*Set problem A*
Decide whether each statement below agrees with the passage on Chile's free trade agreements, answering yes or no and quoting the deciding words of the passage: (i) the Chile-US FTA raised exports by 30.5 per cent in its first year; (ii) onions were exported to Panama before the FTA; (iii) the FTA with Costa Rica became valid in 2005.
____
In the FTAs signed with small countries from Latin America, the coalition of Chilean export groups tends to be broad as these markets are also attractive for small- and medium-sized companies (SMEs) in the industrial sector. These FTAs have a South-South orientation because they can promote the exportation of products with greater added value (Rosales, 2008). One of the main groups that supported FTAs with Central America (2002), Panama (2007) and Peru (2007) was the Chilean Association of Exporters of Manufactured Goods (ASEXMA) (Roberto Fantuzzi, personal communication, 28 March, 2008; Osvaldo Rosales, personal communication, 18 March, 2008). As an example, the FTA with Costa Rica, which is a relatively small country for Chilean exports, also had a positive economic effect, especially on industrial products. This accord became valid in 2002 (see Table 3).

In the first year of the FTA with Panama (2008), 57.8 per cent of Chile's total exports came from the industrial sector, which represents a positive variation of 15.5 per cent from 2007 to 2008 (ProChile, 2009: 3). Other sectors also benefited from this accord as their products were barely or not at all exported before the FTA was implemented - for example, mutton, onions and strawberries. Neither mutton nor onions were exported to Panama before the FTA. During the first (2008), second (2009) and third (2010) years of the FTA, the FOB value of exports for mutton were (in USD) 164,000, 214,000 and 194,000, respectively, and in the case of onions, 79,000, 83,000 and 877,000. For strawberries, the value in exports went from USD 36,000 the year before the FTA to 65,000 (2008), 133,000 (2009) and 176,000 (2010) (ODEPA, 2011: 50). Although the values are rather modest compared to those of other countries, they are important considering the size of Panama's market and the profit-maximising logic that guides the different export sectors of the Chilean economy.

Chile's FTAs with its main trade partners have also increased the level of total exports. The Chile-US FTA, in force from 2003, increased exports by 30.5 per cent during the first year of the agreement (DIRECON, 2005: 6). Between 2004 and 2008, Chilean exports to the US maintained this tendency for growth (see Table 4).

This strategy of increasing export diversification advocated by the Chilean export sectors also inspired the government to monitor and launch FTA negotiations with Asian countries such as South Korea (2003), China (2005) and Japan (2007). An additional reason for this was the growing dynamism of these markets and, as a result, the increasing demand from them for commodities. As an example of this, the exports to South Korea increased by approximately USD 800 million within the first year of the FTA, from 2003 to 2004. In 2007, Chilean exports to South Korea amounted to a total value of USD 3,879,400 (Chilean Embassy in South Korea, 2008: 1 & 3).
____
*Set problem B*
Arrange the records between the lines holding "Bar bbox=[446, 111, 465, 295]" and "Bar bbox=[577, 269, 596, 295]", inclusive, as a Markdown table with the columns Num and Content, giving each line its row number and leaving out blank lines.

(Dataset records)
____
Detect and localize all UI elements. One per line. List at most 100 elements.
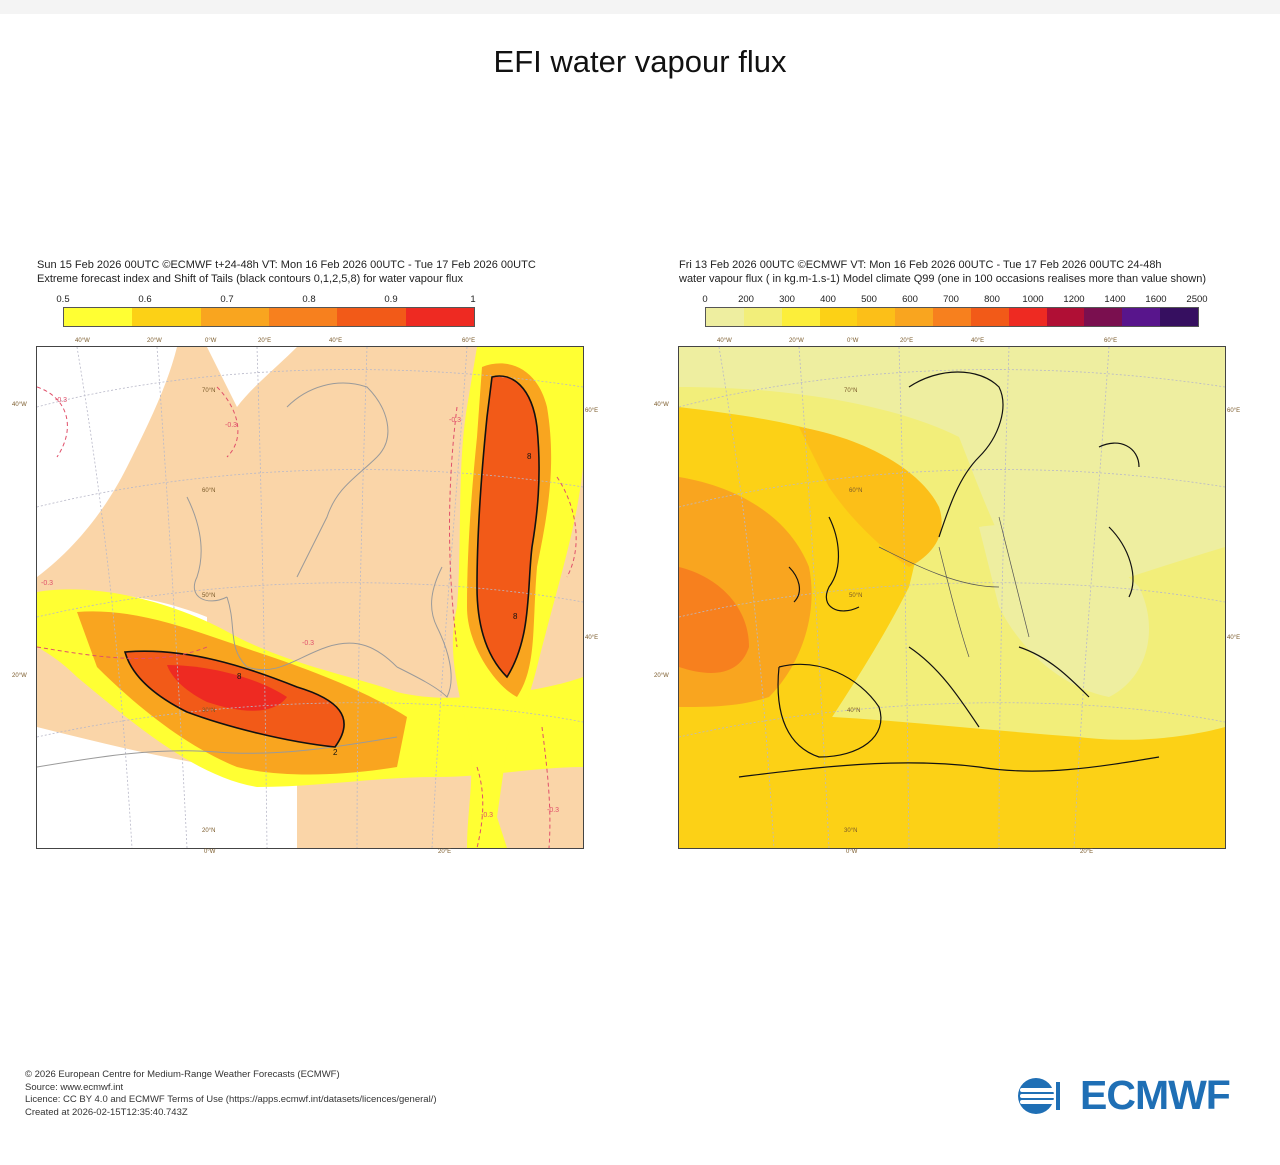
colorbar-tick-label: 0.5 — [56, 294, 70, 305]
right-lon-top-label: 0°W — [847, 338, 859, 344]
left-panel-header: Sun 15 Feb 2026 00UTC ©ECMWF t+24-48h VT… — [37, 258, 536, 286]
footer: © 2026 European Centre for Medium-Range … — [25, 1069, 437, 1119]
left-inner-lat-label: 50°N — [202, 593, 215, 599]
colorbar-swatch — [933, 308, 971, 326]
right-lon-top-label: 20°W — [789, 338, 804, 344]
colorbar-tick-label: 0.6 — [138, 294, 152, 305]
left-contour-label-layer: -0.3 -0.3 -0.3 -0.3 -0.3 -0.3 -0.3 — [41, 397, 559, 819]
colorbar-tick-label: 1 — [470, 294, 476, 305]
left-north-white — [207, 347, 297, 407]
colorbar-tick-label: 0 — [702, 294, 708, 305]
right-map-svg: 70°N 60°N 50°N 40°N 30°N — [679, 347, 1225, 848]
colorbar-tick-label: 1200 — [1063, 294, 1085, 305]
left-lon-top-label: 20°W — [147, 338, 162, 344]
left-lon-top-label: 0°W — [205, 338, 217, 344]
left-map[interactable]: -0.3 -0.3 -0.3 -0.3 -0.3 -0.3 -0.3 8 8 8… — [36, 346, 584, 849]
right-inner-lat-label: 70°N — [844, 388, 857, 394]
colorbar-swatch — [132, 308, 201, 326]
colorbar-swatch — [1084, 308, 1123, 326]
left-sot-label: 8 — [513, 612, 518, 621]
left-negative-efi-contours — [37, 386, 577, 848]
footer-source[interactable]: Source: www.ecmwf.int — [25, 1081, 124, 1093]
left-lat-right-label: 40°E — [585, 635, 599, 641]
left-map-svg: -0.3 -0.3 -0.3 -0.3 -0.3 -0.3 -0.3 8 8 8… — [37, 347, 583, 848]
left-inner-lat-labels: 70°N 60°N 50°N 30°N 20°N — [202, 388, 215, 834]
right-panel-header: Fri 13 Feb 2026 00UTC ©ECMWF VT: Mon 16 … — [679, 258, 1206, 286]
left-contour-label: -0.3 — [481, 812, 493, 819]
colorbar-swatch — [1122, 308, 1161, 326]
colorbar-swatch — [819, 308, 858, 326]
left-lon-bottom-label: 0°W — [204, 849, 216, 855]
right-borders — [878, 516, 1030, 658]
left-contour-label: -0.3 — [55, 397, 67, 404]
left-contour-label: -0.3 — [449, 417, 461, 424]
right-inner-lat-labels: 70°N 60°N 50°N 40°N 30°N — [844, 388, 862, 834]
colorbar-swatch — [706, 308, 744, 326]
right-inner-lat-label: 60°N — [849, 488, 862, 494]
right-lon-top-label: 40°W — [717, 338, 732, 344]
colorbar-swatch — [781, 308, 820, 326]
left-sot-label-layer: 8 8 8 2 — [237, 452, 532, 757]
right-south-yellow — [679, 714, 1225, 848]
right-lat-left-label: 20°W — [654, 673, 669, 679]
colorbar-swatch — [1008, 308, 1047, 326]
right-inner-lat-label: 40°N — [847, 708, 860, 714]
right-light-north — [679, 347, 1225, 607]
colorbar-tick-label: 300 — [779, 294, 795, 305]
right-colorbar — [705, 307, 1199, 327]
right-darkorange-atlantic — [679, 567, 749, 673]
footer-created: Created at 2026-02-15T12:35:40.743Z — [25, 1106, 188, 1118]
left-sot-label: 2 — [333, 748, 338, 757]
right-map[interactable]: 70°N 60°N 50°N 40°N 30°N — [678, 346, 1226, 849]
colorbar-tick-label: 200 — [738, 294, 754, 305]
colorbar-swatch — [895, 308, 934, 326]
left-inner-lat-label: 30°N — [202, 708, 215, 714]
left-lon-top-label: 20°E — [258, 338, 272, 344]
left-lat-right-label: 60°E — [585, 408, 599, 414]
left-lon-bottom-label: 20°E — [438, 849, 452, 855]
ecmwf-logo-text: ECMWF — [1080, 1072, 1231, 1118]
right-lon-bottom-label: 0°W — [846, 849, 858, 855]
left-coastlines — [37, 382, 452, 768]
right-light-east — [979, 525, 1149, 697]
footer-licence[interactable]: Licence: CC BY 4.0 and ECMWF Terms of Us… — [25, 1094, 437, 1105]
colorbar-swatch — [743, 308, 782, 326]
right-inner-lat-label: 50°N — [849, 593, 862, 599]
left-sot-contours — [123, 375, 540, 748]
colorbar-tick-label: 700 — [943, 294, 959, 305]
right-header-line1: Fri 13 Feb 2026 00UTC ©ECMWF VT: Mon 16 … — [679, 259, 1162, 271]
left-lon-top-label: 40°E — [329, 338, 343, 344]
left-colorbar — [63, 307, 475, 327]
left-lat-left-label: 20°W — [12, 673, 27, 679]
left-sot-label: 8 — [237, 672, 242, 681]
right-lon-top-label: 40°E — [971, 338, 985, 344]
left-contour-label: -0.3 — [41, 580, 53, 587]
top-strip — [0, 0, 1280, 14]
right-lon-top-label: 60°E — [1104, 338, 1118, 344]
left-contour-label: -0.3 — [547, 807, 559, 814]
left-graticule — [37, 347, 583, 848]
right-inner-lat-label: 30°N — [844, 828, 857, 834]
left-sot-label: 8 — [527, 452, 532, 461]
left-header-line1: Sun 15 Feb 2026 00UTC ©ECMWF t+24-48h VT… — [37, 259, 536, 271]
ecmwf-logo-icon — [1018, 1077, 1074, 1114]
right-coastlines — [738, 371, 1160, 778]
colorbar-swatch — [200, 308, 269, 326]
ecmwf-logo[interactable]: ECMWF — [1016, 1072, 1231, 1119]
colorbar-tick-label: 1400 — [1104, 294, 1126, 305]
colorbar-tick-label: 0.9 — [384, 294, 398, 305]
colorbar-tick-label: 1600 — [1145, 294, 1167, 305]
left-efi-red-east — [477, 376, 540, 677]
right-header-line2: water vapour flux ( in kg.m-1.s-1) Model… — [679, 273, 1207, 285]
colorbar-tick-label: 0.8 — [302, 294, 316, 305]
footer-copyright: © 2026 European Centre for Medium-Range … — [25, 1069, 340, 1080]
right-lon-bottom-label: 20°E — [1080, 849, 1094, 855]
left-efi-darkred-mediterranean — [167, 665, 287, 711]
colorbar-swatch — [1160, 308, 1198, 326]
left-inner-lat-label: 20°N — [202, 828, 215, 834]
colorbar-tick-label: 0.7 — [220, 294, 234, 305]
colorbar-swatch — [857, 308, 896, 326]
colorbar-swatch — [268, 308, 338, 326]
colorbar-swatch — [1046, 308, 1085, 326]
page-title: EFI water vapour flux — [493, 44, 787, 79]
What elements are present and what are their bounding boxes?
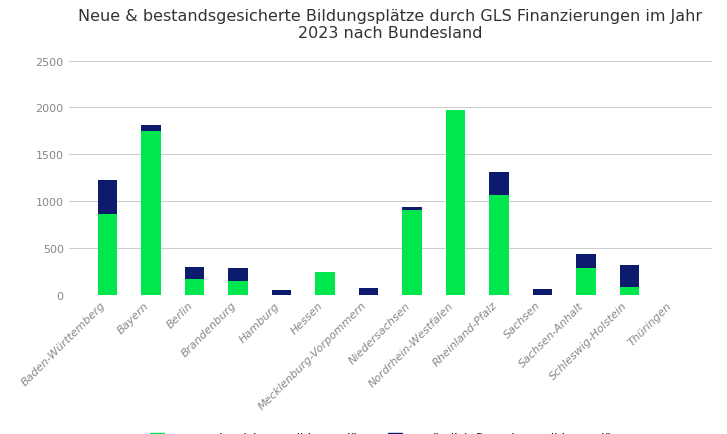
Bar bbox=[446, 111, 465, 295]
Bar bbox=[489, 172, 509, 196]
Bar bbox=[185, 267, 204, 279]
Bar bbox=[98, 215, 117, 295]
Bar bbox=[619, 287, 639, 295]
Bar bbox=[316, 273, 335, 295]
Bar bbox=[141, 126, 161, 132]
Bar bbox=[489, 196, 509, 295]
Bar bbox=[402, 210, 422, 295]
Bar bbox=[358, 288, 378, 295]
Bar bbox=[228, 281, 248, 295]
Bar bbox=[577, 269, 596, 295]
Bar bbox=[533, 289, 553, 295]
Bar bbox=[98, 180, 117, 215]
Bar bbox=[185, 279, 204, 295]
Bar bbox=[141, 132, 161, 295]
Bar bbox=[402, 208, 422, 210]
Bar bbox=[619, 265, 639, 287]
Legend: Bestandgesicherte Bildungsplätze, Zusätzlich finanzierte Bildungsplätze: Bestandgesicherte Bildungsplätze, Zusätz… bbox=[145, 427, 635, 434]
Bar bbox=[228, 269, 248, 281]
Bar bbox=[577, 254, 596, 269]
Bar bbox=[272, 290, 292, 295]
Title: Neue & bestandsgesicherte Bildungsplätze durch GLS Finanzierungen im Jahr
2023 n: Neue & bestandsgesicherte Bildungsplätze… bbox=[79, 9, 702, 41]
____
*Written response A*
(i) Yes: "The Chile-US FTA, in force from 2003, increased exports by 30.5 per cent during the first year of the agreement"
(ii) No: "Neither mutton nor onions were exported to Panama before the FTA."
(iii) No: "This accord became valid in 2002"

*Written response B*
| Num | Content |
|---|---|
| 1 | Bar bbox=[446, 111, 465, 295] |
| 2 | Bar bbox=[489, 172, 509, 196] |
| 3 | Bar bbox=[185, 267, 204, 279] |
| 4 | Bar bbox=[98, 215, 117, 295] |
| 5 | Bar bbox=[619, 287, 639, 295] |
| 6 | Bar bbox=[316, 273, 335, 295] |
| 7 | Bar bbox=[141, 126, 161, 132] |
| 8 | Bar bbox=[489, 196, 509, 295] |
| 9 | Bar bbox=[402, 210, 422, 295] |
| 10 | Bar bbox=[358, 288, 378, 295] |
| 11 | Bar bbox=[228, 281, 248, 295] |
| 12 | Bar bbox=[577, 269, 596, 295] |